- SHORT TASK: Write out every entry precisely as given, leaving the pictures out.

** BEGIN **

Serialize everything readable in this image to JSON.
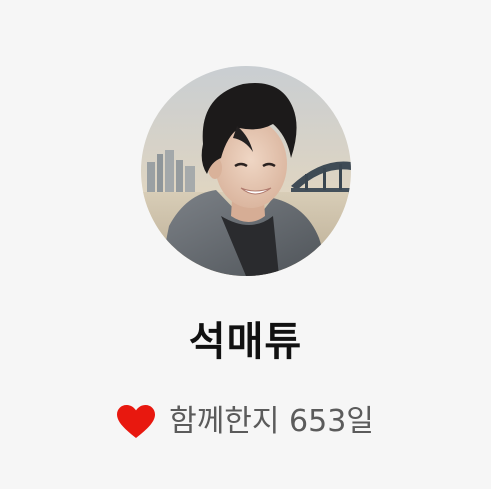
{
  "profile": {
    "name": "석매튜",
    "together_label": "함께한지 653일",
    "avatar_icon": "profile-photo",
    "heart_icon": "heart-icon",
    "heart_color": "#e8180f"
  }
}
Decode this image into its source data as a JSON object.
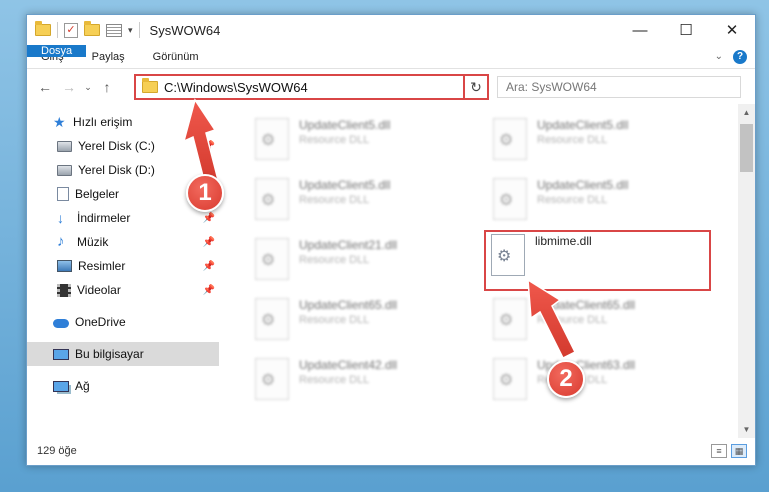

** END **

- TASK OUTPUT:
Serialize everything readable in this image to JSON.
{
  "profile": {
    "name": "석매튜",
    "together_label": "함께한지 653일",
    "avatar_icon": "profile-photo",
    "heart_icon": "heart-icon",
    "heart_color": "#e8180f"
  }
}
Decode this image into its source data as a JSON object.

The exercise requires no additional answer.